#### WHAT IS NEEDED:
Begin at the line containing "Extract the structured" and give again every line to the end of the records, exactly, without the pictures.

#### RECORDS SHOWN:
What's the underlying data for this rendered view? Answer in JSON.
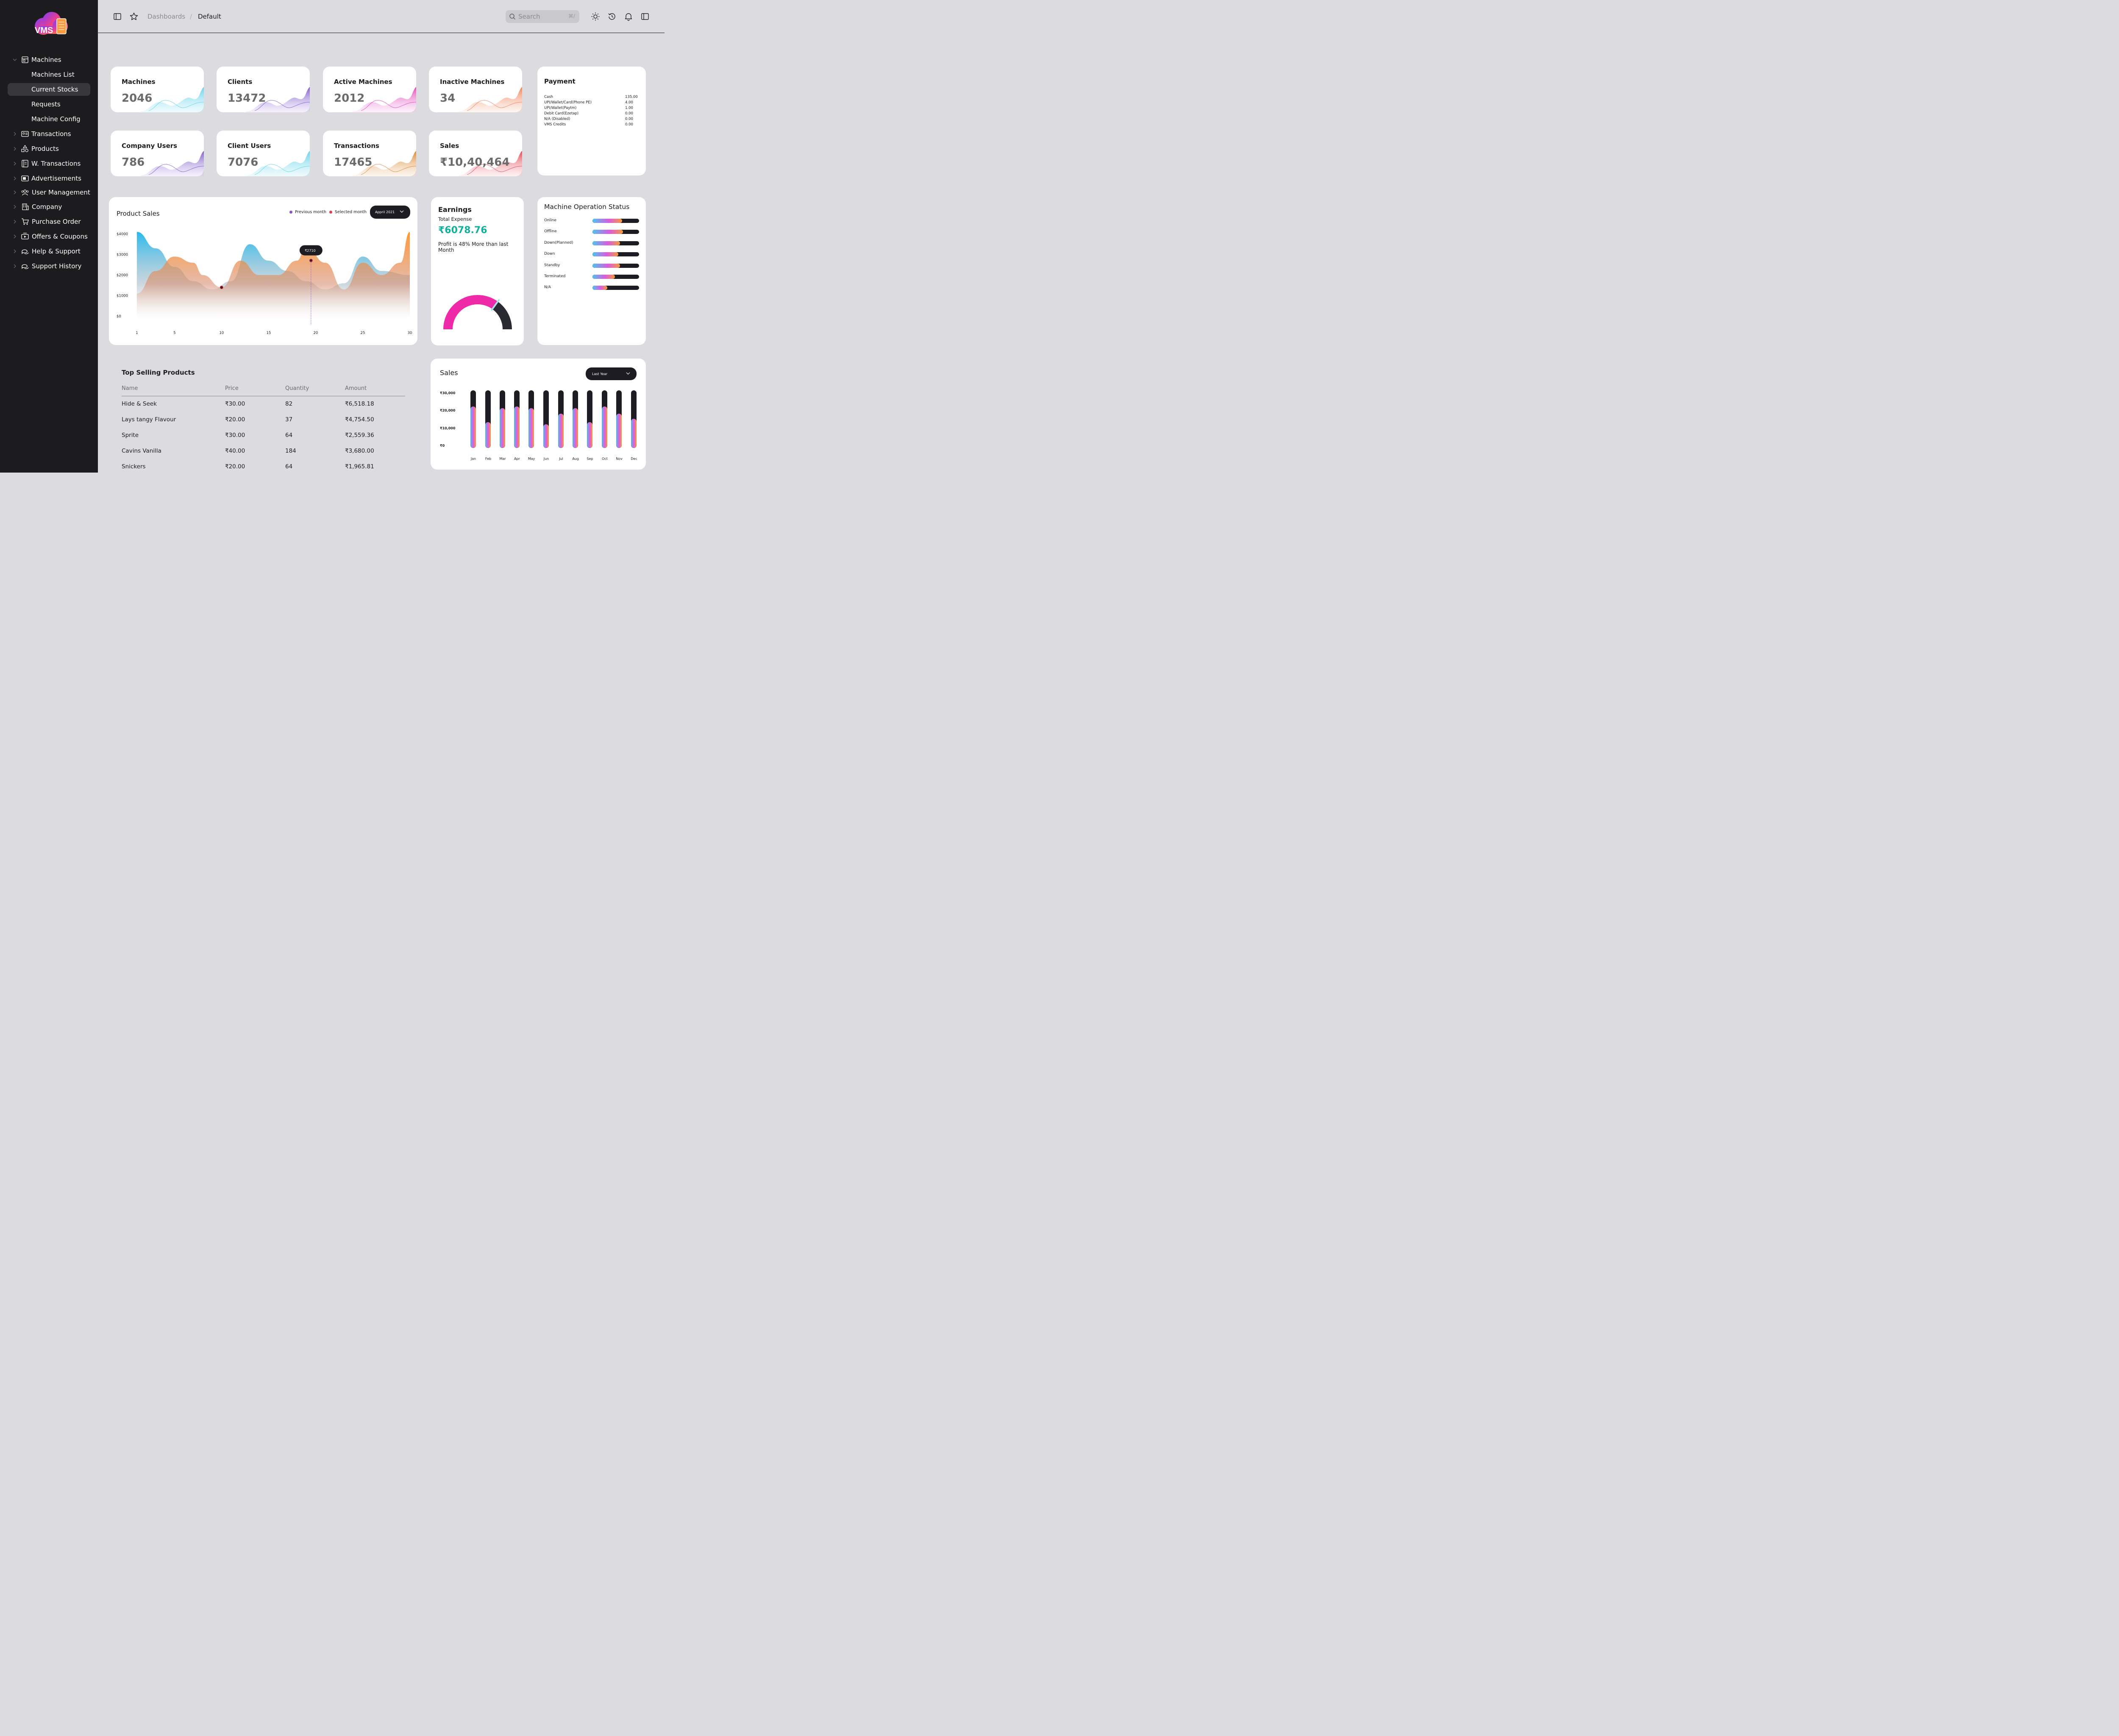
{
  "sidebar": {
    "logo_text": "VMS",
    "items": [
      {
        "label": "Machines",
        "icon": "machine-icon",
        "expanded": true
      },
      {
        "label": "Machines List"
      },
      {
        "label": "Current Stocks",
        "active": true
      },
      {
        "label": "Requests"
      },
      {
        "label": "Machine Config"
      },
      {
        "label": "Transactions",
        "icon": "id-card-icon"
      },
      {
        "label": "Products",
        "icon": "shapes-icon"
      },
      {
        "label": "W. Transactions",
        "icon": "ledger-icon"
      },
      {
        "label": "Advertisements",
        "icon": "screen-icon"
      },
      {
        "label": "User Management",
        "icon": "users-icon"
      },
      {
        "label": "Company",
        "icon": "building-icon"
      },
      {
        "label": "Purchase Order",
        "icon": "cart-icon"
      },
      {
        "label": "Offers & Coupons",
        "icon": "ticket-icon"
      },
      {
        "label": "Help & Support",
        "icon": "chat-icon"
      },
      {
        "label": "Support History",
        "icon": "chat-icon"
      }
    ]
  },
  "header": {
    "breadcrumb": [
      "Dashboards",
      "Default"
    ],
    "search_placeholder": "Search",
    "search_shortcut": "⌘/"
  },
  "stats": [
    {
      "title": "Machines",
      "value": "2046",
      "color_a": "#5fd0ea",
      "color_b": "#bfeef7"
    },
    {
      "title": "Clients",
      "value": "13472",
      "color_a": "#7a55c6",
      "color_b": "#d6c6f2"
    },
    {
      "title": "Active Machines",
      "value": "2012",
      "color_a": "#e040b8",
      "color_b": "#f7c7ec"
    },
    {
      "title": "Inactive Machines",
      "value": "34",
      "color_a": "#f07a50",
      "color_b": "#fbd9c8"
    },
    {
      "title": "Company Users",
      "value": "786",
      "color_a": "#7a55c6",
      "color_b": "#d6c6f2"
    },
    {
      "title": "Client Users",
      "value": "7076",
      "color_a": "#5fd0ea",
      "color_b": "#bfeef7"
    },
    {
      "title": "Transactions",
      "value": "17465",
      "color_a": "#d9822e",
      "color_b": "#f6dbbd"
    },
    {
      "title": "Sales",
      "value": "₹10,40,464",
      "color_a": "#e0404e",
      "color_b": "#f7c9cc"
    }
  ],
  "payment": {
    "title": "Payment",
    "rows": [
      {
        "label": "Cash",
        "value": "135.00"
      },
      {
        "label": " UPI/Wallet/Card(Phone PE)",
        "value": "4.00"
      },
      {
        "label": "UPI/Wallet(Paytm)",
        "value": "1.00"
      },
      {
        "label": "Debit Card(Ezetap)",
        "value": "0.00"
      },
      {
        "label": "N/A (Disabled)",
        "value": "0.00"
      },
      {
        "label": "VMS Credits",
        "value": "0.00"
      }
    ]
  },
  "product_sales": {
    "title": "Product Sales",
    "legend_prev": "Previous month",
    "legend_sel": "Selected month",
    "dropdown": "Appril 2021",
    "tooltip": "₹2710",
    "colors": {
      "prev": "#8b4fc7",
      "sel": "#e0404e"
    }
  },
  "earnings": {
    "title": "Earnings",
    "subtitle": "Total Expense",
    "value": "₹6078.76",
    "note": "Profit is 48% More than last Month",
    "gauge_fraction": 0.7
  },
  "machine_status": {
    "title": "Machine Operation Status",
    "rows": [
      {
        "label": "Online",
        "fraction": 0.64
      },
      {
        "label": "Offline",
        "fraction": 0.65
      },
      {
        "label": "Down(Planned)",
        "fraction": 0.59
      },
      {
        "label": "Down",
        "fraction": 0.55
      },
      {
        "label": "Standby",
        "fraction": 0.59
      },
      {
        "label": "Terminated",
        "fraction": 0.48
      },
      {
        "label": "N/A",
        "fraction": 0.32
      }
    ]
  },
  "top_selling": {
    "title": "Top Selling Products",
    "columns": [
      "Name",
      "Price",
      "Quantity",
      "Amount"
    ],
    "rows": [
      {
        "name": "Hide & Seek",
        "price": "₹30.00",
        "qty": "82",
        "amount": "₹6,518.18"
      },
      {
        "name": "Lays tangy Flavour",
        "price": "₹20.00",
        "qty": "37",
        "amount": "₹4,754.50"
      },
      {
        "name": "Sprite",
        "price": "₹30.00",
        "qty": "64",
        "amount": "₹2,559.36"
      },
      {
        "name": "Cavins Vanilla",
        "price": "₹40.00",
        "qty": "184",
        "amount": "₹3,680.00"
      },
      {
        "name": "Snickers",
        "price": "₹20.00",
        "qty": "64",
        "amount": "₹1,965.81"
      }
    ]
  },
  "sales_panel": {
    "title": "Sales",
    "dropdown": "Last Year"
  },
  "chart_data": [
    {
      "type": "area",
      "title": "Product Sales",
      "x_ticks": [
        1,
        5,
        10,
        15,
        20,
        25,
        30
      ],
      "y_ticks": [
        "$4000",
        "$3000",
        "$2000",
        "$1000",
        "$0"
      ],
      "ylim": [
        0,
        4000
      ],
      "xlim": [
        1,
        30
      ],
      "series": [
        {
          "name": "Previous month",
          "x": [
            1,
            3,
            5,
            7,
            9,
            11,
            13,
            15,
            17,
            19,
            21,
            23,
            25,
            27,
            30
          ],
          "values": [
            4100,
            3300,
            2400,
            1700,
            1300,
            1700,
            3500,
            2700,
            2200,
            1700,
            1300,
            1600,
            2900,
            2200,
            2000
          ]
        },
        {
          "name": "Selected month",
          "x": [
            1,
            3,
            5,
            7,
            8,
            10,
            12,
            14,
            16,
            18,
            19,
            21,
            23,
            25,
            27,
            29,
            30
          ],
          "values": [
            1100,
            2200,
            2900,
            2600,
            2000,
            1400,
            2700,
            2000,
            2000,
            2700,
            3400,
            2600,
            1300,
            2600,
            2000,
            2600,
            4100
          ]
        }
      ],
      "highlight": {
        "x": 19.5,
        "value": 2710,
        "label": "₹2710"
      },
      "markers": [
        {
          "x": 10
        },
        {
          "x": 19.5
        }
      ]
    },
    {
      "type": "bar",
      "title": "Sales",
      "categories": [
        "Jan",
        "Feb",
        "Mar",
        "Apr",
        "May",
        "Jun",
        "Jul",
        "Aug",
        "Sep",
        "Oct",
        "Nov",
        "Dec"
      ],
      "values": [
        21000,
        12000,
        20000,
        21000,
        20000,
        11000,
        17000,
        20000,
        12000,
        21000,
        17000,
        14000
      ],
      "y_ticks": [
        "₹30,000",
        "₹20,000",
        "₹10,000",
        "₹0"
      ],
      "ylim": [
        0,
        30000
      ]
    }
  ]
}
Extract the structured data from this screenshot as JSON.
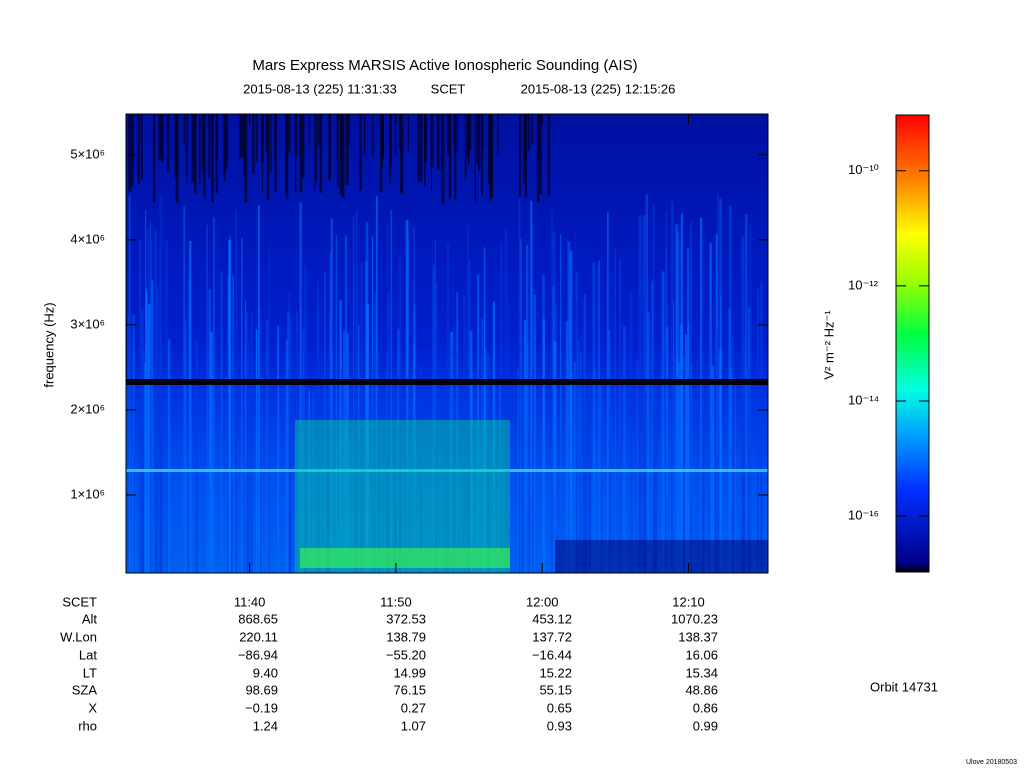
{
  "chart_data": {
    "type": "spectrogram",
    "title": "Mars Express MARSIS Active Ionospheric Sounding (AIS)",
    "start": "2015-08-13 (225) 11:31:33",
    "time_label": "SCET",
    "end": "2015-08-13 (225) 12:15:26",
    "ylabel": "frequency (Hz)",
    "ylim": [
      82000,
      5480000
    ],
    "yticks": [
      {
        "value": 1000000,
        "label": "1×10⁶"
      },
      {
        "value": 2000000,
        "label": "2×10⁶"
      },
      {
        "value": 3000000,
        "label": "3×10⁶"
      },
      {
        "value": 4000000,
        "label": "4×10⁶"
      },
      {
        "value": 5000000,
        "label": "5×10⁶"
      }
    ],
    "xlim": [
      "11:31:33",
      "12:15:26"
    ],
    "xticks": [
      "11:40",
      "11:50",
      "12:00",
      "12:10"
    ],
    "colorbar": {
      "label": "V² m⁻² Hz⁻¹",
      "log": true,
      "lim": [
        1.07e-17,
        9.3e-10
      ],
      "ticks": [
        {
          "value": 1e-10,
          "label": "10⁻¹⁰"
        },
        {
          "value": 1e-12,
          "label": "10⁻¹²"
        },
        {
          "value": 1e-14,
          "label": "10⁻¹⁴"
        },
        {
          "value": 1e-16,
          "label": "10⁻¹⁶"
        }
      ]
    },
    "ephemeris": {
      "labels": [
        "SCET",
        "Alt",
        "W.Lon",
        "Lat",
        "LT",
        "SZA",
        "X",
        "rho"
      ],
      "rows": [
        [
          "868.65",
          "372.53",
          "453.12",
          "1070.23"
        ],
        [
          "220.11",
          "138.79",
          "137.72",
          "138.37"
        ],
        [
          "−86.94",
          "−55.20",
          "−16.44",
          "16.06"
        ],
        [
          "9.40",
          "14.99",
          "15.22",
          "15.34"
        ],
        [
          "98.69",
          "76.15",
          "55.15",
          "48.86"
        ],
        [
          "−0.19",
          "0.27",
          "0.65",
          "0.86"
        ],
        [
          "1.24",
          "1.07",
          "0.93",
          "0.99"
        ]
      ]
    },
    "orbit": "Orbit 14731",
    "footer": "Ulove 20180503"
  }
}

#### WORKED SOLUTION:
Extract the structured data from this screenshot as JSON.
{
  "chart_data": {
    "type": "spectrogram",
    "title": "Mars Express MARSIS Active Ionospheric Sounding (AIS)",
    "start": "2015-08-13 (225) 11:31:33",
    "time_label": "SCET",
    "end": "2015-08-13 (225) 12:15:26",
    "ylabel": "frequency (Hz)",
    "ylim": [
      82000,
      5480000
    ],
    "yticks": [
      {
        "value": 1000000,
        "label": "1×10⁶"
      },
      {
        "value": 2000000,
        "label": "2×10⁶"
      },
      {
        "value": 3000000,
        "label": "3×10⁶"
      },
      {
        "value": 4000000,
        "label": "4×10⁶"
      },
      {
        "value": 5000000,
        "label": "5×10⁶"
      }
    ],
    "xlim": [
      "11:31:33",
      "12:15:26"
    ],
    "xticks": [
      "11:40",
      "11:50",
      "12:00",
      "12:10"
    ],
    "colorbar": {
      "label": "V² m⁻² Hz⁻¹",
      "log": true,
      "lim": [
        1.07e-17,
        9.3e-10
      ],
      "ticks": [
        {
          "value": 1e-10,
          "label": "10⁻¹⁰"
        },
        {
          "value": 1e-12,
          "label": "10⁻¹²"
        },
        {
          "value": 1e-14,
          "label": "10⁻¹⁴"
        },
        {
          "value": 1e-16,
          "label": "10⁻¹⁶"
        }
      ]
    },
    "ephemeris": {
      "labels": [
        "SCET",
        "Alt",
        "W.Lon",
        "Lat",
        "LT",
        "SZA",
        "X",
        "rho"
      ],
      "rows": [
        [
          "868.65",
          "372.53",
          "453.12",
          "1070.23"
        ],
        [
          "220.11",
          "138.79",
          "137.72",
          "138.37"
        ],
        [
          "−86.94",
          "−55.20",
          "−16.44",
          "16.06"
        ],
        [
          "9.40",
          "14.99",
          "15.22",
          "15.34"
        ],
        [
          "98.69",
          "76.15",
          "55.15",
          "48.86"
        ],
        [
          "−0.19",
          "0.27",
          "0.65",
          "0.86"
        ],
        [
          "1.24",
          "1.07",
          "0.93",
          "0.99"
        ]
      ]
    },
    "orbit": "Orbit 14731",
    "footer": "Ulove 20180503"
  }
}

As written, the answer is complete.